| STATED PROBLEM |
Leave out the pictures and transcribe the rest of the records exactly.

Dataset excerpt
########################################

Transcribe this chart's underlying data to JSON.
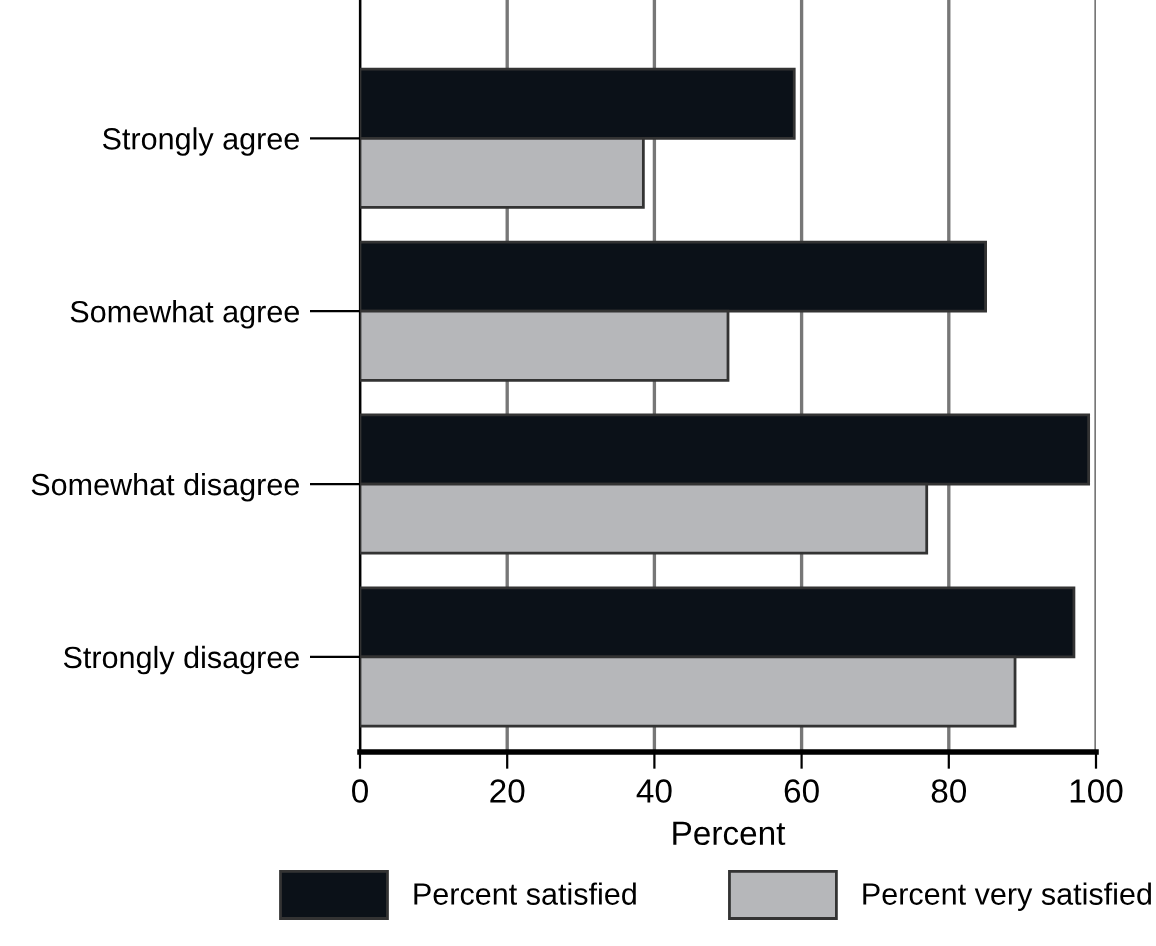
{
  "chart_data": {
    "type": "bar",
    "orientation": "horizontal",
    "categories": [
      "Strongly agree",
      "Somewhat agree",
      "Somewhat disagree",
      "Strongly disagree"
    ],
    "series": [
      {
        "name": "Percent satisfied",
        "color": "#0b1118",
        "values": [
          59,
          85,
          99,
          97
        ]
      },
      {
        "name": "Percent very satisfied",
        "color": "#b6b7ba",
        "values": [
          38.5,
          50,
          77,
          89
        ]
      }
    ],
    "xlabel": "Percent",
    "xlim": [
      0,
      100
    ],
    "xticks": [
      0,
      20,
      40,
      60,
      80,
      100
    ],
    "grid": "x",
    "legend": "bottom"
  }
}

########################################

| EXERCISE RESULT |
Transcribe this chart's underlying data to JSON.
{
  "chart_data": {
    "type": "bar",
    "orientation": "horizontal",
    "categories": [
      "Strongly agree",
      "Somewhat agree",
      "Somewhat disagree",
      "Strongly disagree"
    ],
    "series": [
      {
        "name": "Percent satisfied",
        "color": "#0b1118",
        "values": [
          59,
          85,
          99,
          97
        ]
      },
      {
        "name": "Percent very satisfied",
        "color": "#b6b7ba",
        "values": [
          38.5,
          50,
          77,
          89
        ]
      }
    ],
    "xlabel": "Percent",
    "xlim": [
      0,
      100
    ],
    "xticks": [
      0,
      20,
      40,
      60,
      80,
      100
    ],
    "grid": "x",
    "legend": "bottom"
  }
}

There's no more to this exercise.